Exercise instructions
Provide only the number of lines in the data below that contain the word "Prozent".

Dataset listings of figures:
▬▬▬▬▬▬▬▬▬▬
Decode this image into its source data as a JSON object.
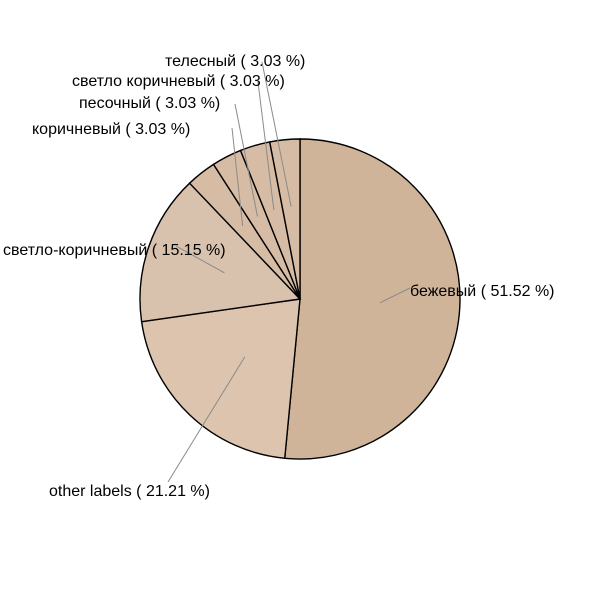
{
  "chart_data": {
    "type": "pie",
    "title": "",
    "slices": [
      {
        "label": "бежевый ( 51.52 %)",
        "value": 51.52,
        "color": "#d0b49a"
      },
      {
        "label": "other labels ( 21.21 %)",
        "value": 21.21,
        "color": "#dcc4ae"
      },
      {
        "label": "светло-коричневый ( 15.15 %)",
        "value": 15.15,
        "color": "#d9c2ad"
      },
      {
        "label": "коричневый ( 3.03 %)",
        "value": 3.03,
        "color": "#d6bca5"
      },
      {
        "label": "песочный ( 3.03 %)",
        "value": 3.03,
        "color": "#d6bca5"
      },
      {
        "label": "светло коричневый ( 3.03 %)",
        "value": 3.03,
        "color": "#d6bca5"
      },
      {
        "label": "телесный ( 3.03 %)",
        "value": 3.03,
        "color": "#d6bca5"
      }
    ],
    "legend": "none"
  }
}
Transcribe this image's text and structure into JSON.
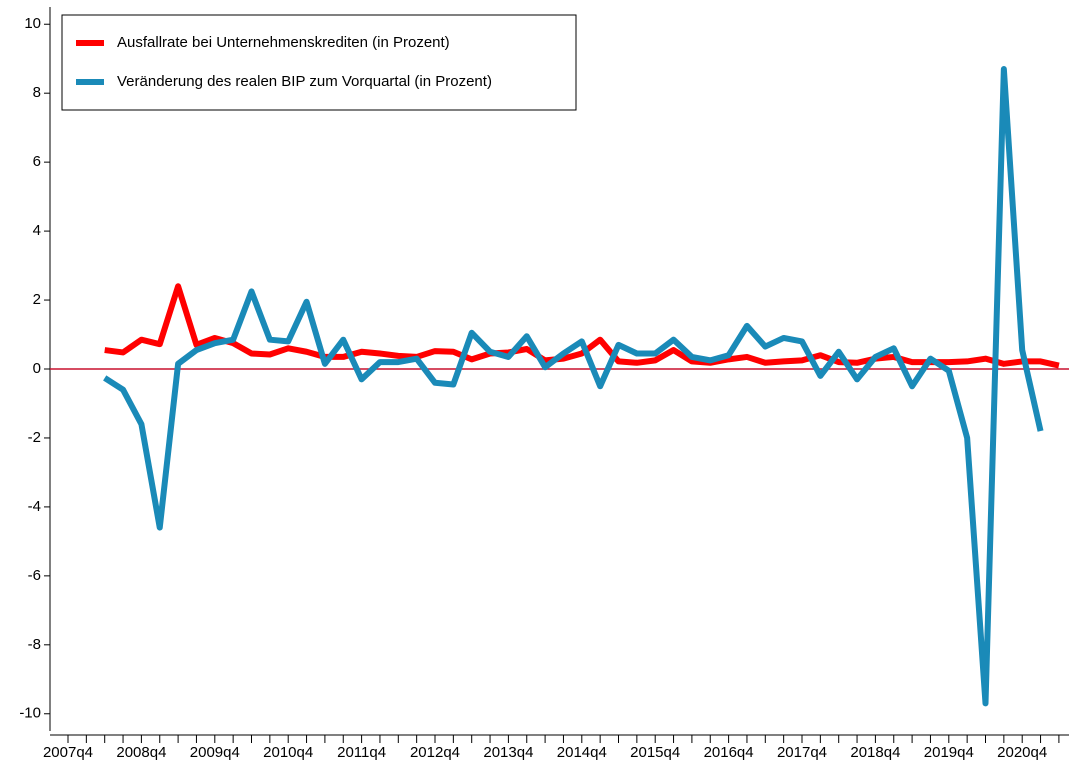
{
  "chart_data": {
    "type": "line",
    "categories": [
      "2007q4",
      null,
      null,
      null,
      "2008q4",
      null,
      null,
      null,
      "2009q4",
      null,
      null,
      null,
      "2010q4",
      null,
      null,
      null,
      "2011q4",
      null,
      null,
      null,
      "2012q4",
      null,
      null,
      null,
      "2013q4",
      null,
      null,
      null,
      "2014q4",
      null,
      null,
      null,
      "2015q4",
      null,
      null,
      null,
      "2016q4",
      null,
      null,
      null,
      "2017q4",
      null,
      null,
      null,
      "2018q4",
      null,
      null,
      null,
      "2019q4",
      null,
      null,
      null,
      "2020q4",
      null,
      null
    ],
    "series": [
      {
        "name": "Ausfallrate bei Unternehmenskrediten (in Prozent)",
        "color": "#ff0000",
        "values": [
          null,
          null,
          0.55,
          0.48,
          0.85,
          0.72,
          2.4,
          0.7,
          0.9,
          0.75,
          0.45,
          0.42,
          0.6,
          0.5,
          0.35,
          0.35,
          0.5,
          0.45,
          0.38,
          0.35,
          0.52,
          0.5,
          0.28,
          0.45,
          0.48,
          0.58,
          0.25,
          0.3,
          0.45,
          0.85,
          0.22,
          0.18,
          0.25,
          0.55,
          0.22,
          0.18,
          0.28,
          0.35,
          0.18,
          0.22,
          0.25,
          0.4,
          0.2,
          0.18,
          0.3,
          0.35,
          0.2,
          0.2,
          0.2,
          0.22,
          0.3,
          0.15,
          0.22,
          0.22,
          0.1
        ]
      },
      {
        "name": "Veränderung des realen BIP zum Vorquartal (in Prozent)",
        "color": "#1a8ab8",
        "values": [
          null,
          null,
          -0.26,
          -0.6,
          -1.6,
          -4.6,
          0.15,
          0.55,
          0.75,
          0.85,
          2.25,
          0.85,
          0.8,
          1.95,
          0.15,
          0.85,
          -0.3,
          0.2,
          0.2,
          0.3,
          -0.4,
          -0.45,
          1.05,
          0.5,
          0.35,
          0.95,
          0.05,
          0.45,
          0.8,
          -0.5,
          0.7,
          0.45,
          0.45,
          0.85,
          0.35,
          0.25,
          0.4,
          1.25,
          0.65,
          0.9,
          0.8,
          -0.2,
          0.5,
          -0.3,
          0.35,
          0.6,
          -0.5,
          0.3,
          -0.05,
          -2.0,
          -9.7,
          8.7,
          0.55,
          -1.8,
          null
        ]
      }
    ],
    "ylim": [
      -10.5,
      10.5
    ],
    "yticks": [
      -10,
      -8,
      -6,
      -4,
      -2,
      0,
      2,
      4,
      6,
      8,
      10
    ],
    "reference_line": 0,
    "reference_color": "#c8102e",
    "legend": "upper left"
  }
}
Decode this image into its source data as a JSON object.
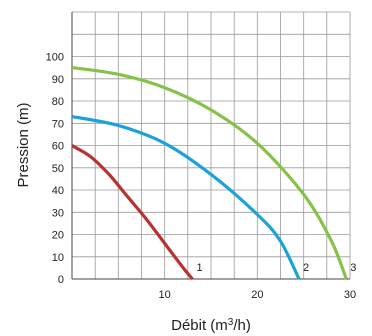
{
  "chart_data": {
    "type": "line",
    "xlabel": "Débit (m",
    "xlabel_sup": "3",
    "xlabel_end": "/h)",
    "ylabel": "Pression (m)",
    "xlim": [
      0,
      30
    ],
    "ylim": [
      0,
      120
    ],
    "x_ticks": [
      10,
      20,
      30
    ],
    "y_ticks": [
      0,
      10,
      20,
      30,
      40,
      50,
      60,
      70,
      80,
      90,
      100
    ],
    "grid": true,
    "colors": {
      "grid": "#9a9a9a",
      "axis": "#444444"
    },
    "series": [
      {
        "name": "1",
        "color": "#b83232",
        "x": [
          0,
          2,
          4,
          6,
          8,
          10,
          12,
          13.0
        ],
        "y": [
          60,
          55,
          47,
          37,
          27,
          16,
          5,
          0
        ]
      },
      {
        "name": "2",
        "color": "#1aa3d9",
        "x": [
          0,
          5,
          10,
          15,
          20,
          22.5,
          24.5
        ],
        "y": [
          73,
          69,
          61,
          47,
          29,
          17,
          0
        ]
      },
      {
        "name": "3",
        "color": "#86c14a",
        "x": [
          0,
          5,
          10,
          15,
          20,
          25,
          28,
          29.6
        ],
        "y": [
          95,
          92,
          86,
          76,
          61,
          38,
          17,
          0
        ]
      }
    ]
  }
}
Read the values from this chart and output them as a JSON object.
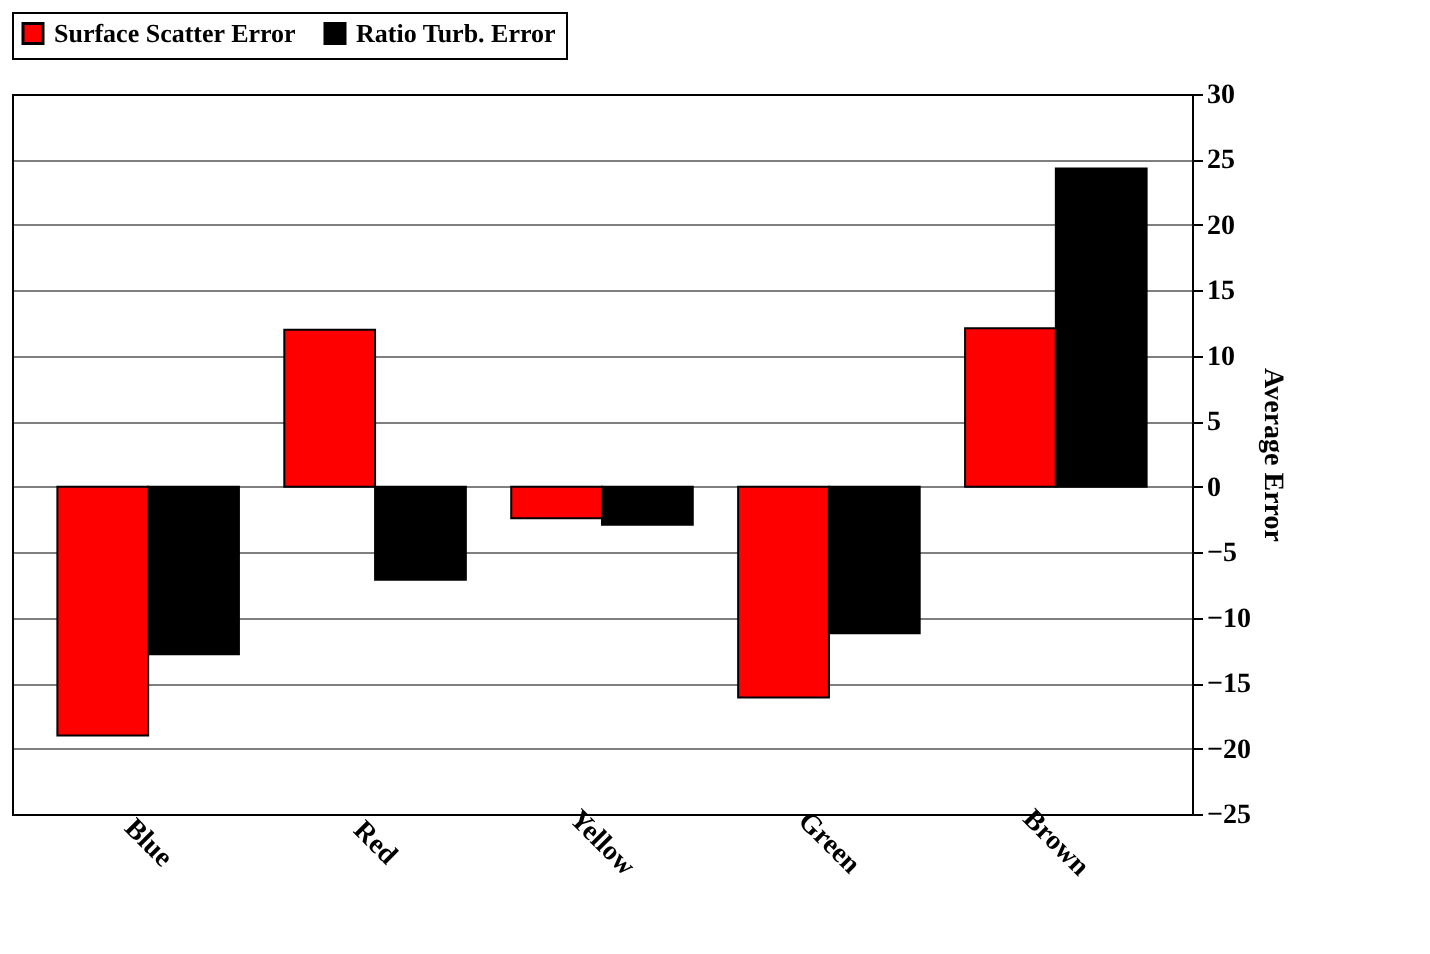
{
  "chart_data": {
    "type": "bar",
    "categories": [
      "Blue",
      "Red",
      "Yellow",
      "Green",
      "Brown"
    ],
    "series": [
      {
        "name": "Surface Scatter Error",
        "color": "#ff0000",
        "values": [
          -19.0,
          12.0,
          -2.4,
          -16.1,
          12.1
        ]
      },
      {
        "name": "Ratio Turb. Error",
        "color": "#000000",
        "values": [
          -12.8,
          -7.1,
          -2.9,
          -11.2,
          24.3
        ]
      }
    ],
    "ylabel": "Average Error",
    "ylim": [
      -25,
      30
    ],
    "yticks": [
      -25,
      -20,
      -15,
      -10,
      -5,
      0,
      5,
      10,
      15,
      20,
      25,
      30
    ],
    "grid": "y",
    "legend": "top"
  }
}
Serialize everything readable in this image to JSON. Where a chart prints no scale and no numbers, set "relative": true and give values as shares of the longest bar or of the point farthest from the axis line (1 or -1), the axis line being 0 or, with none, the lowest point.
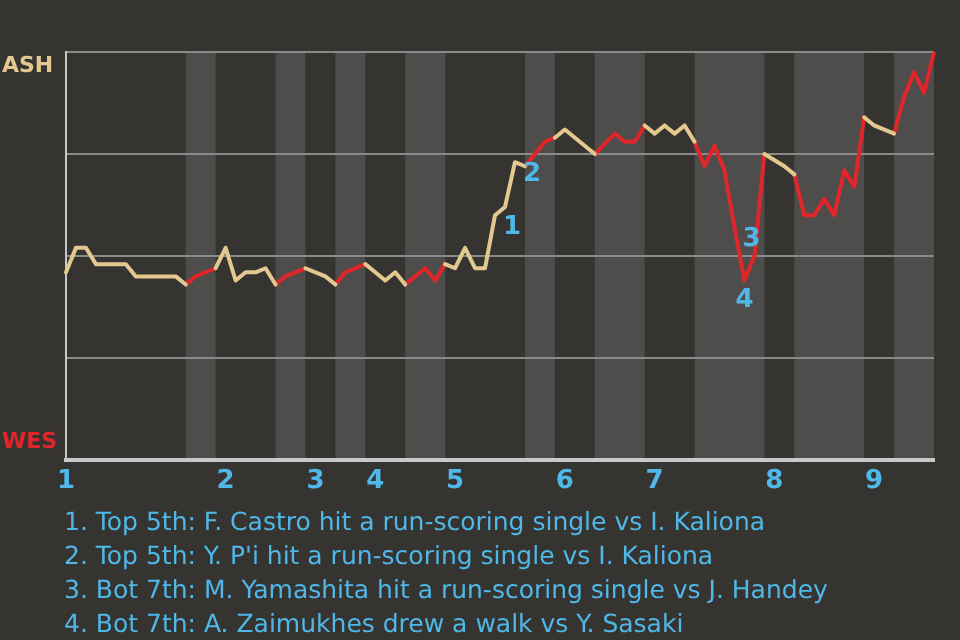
{
  "chart_data": {
    "type": "line",
    "relative": true,
    "categories": [
      "1",
      null,
      null,
      null,
      null,
      null,
      null,
      null,
      null,
      null,
      null,
      null,
      null,
      null,
      null,
      null,
      "2",
      null,
      null,
      null,
      null,
      null,
      null,
      null,
      null,
      "3",
      null,
      null,
      null,
      null,
      null,
      "4",
      null,
      null,
      null,
      null,
      null,
      null,
      null,
      "5",
      null,
      null,
      null,
      null,
      null,
      null,
      null,
      null,
      null,
      null,
      "6",
      null,
      null,
      null,
      null,
      null,
      null,
      null,
      null,
      "7",
      null,
      null,
      null,
      null,
      null,
      null,
      null,
      null,
      null,
      null,
      null,
      "8",
      null,
      null,
      null,
      null,
      null,
      null,
      null,
      null,
      null,
      "9",
      null,
      null,
      null,
      null,
      null,
      null
    ],
    "series": [
      {
        "color": "#e3c88f",
        "values": [
          0.46,
          0.52,
          0.52,
          0.48,
          null,
          null,
          0.48,
          0.45,
          null,
          null,
          null,
          0.45,
          0.43,
          null,
          null,
          0.47,
          0.52,
          0.44,
          0.46,
          0.46,
          0.47,
          0.43,
          null,
          null,
          0.47,
          null,
          0.45,
          0.43,
          null,
          null,
          0.48,
          0.46,
          0.44,
          0.46,
          0.43,
          null,
          null,
          null,
          0.48,
          0.47,
          0.52,
          0.47,
          0.47,
          0.6,
          0.62,
          0.73,
          0.72,
          null,
          null,
          0.79,
          0.81,
          null,
          null,
          0.75,
          null,
          null,
          null,
          null,
          0.82,
          0.8,
          0.82,
          0.8,
          0.82,
          0.78,
          null,
          null,
          null,
          null,
          null,
          null,
          0.75,
          null,
          0.72,
          0.7,
          null,
          null,
          null,
          null,
          null,
          null,
          0.84,
          0.82,
          null,
          0.8,
          null,
          null,
          null,
          null
        ]
      },
      {
        "color": "#e0262a",
        "values": [
          null,
          null,
          null,
          null,
          null,
          null,
          null,
          null,
          null,
          null,
          null,
          null,
          0.43,
          0.45,
          null,
          0.47,
          null,
          null,
          null,
          null,
          null,
          0.43,
          0.45,
          null,
          0.47,
          null,
          null,
          0.43,
          0.46,
          null,
          0.48,
          null,
          null,
          null,
          0.43,
          0.45,
          0.47,
          0.44,
          0.48,
          null,
          null,
          null,
          null,
          null,
          null,
          null,
          0.72,
          null,
          0.78,
          0.79,
          null,
          null,
          null,
          0.75,
          null,
          0.8,
          0.78,
          0.78,
          0.82,
          null,
          null,
          null,
          null,
          0.78,
          0.72,
          0.77,
          0.71,
          0.57,
          0.44,
          0.5,
          0.75,
          null,
          null,
          0.7,
          0.6,
          0.6,
          0.64,
          0.6,
          0.71,
          0.67,
          0.84,
          null,
          null,
          0.8,
          0.89,
          0.95,
          0.9,
          1
        ]
      }
    ],
    "grid": "y",
    "marker": "none",
    "line_style": "solid",
    "annotations": [
      "ASH",
      "WES",
      {
        "text": "1",
        "y": 0.6
      },
      {
        "text": "2",
        "y": 0.73
      },
      {
        "text": "3",
        "y": 0.57
      },
      {
        "text": "4",
        "y": 0.44
      },
      "1. Top 5th: F. Castro hit a run-scoring single vs I. Kaliona",
      "2. Top 5th: Y. P'i hit a run-scoring single vs I. Kaliona",
      "3. Bot 7th: M. Yamashita hit a run-scoring single vs J. Handey",
      "4. Bot 7th: A. Zaimukhes drew a walk vs Y. Sasaki"
    ]
  }
}
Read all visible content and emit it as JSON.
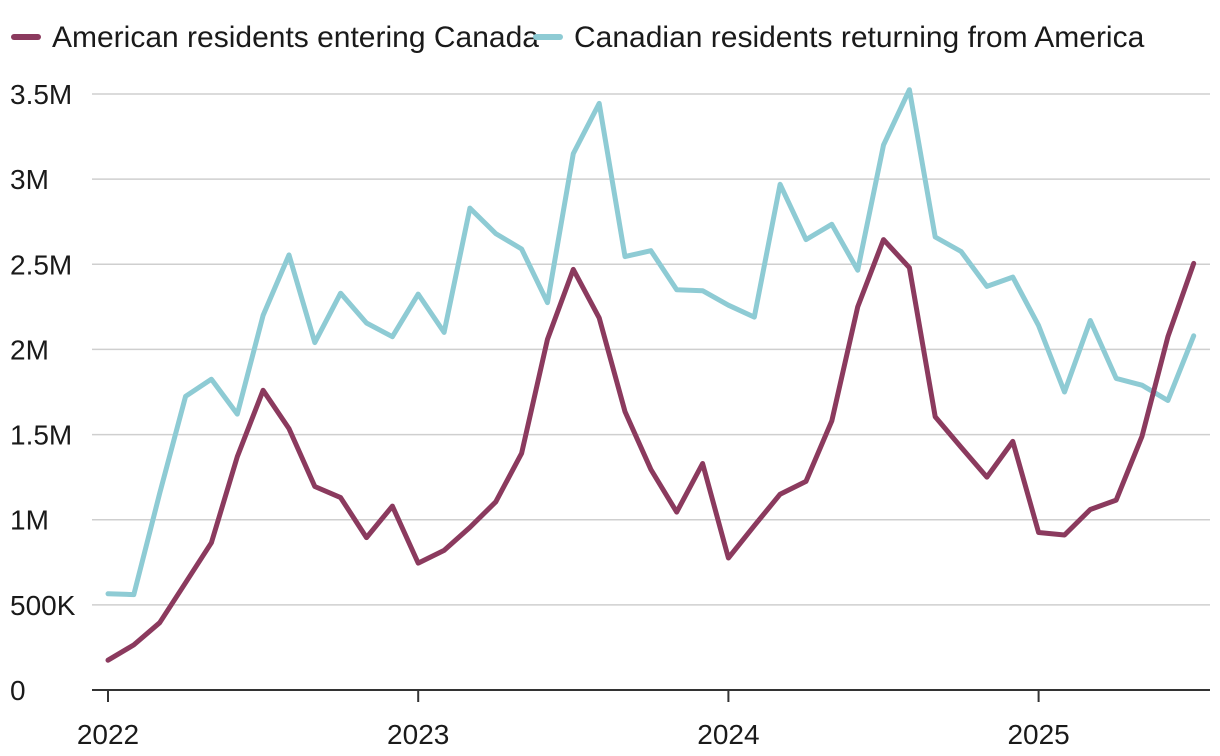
{
  "chart_data": {
    "type": "line",
    "title": "",
    "xlabel": "",
    "ylabel": "",
    "ylim": [
      0,
      3500000
    ],
    "y_ticks": [
      {
        "value": 0,
        "label": "0"
      },
      {
        "value": 500000,
        "label": "500K"
      },
      {
        "value": 1000000,
        "label": "1M"
      },
      {
        "value": 1500000,
        "label": "1.5M"
      },
      {
        "value": 2000000,
        "label": "2M"
      },
      {
        "value": 2500000,
        "label": "2.5M"
      },
      {
        "value": 3000000,
        "label": "3M"
      },
      {
        "value": 3500000,
        "label": "3.5M"
      }
    ],
    "x_ticks": [
      {
        "index": 0,
        "label": "2022"
      },
      {
        "index": 12,
        "label": "2023"
      },
      {
        "index": 24,
        "label": "2024"
      },
      {
        "index": 36,
        "label": "2025"
      }
    ],
    "x_count": 43,
    "legend_position": "top-left",
    "grid": true,
    "series": [
      {
        "name": "American residents entering Canada",
        "color": "#8b3a5e",
        "values": [
          175000,
          265000,
          395000,
          630000,
          865000,
          1370000,
          1760000,
          1535000,
          1195000,
          1130000,
          895000,
          1080000,
          745000,
          820000,
          955000,
          1105000,
          1390000,
          2060000,
          2470000,
          2185000,
          1635000,
          1295000,
          1045000,
          1330000,
          775000,
          965000,
          1150000,
          1225000,
          1580000,
          2250000,
          2645000,
          2480000,
          1605000,
          1425000,
          1250000,
          1460000,
          925000,
          910000,
          1060000,
          1115000,
          1490000,
          2075000,
          2505000
        ]
      },
      {
        "name": "Canadian residents returning from America",
        "color": "#8ecbd4",
        "values": [
          565000,
          560000,
          1155000,
          1725000,
          1825000,
          1620000,
          2200000,
          2555000,
          2040000,
          2330000,
          2155000,
          2075000,
          2325000,
          2100000,
          2830000,
          2680000,
          2590000,
          2275000,
          3150000,
          3445000,
          2545000,
          2580000,
          2350000,
          2345000,
          2260000,
          2190000,
          2970000,
          2645000,
          2735000,
          2465000,
          3200000,
          3525000,
          2660000,
          2575000,
          2370000,
          2425000,
          2140000,
          1750000,
          2170000,
          1830000,
          1790000,
          1700000,
          2080000
        ]
      }
    ]
  }
}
▬▬▬▬▬▬▬▬▬▬
Exercise solution
2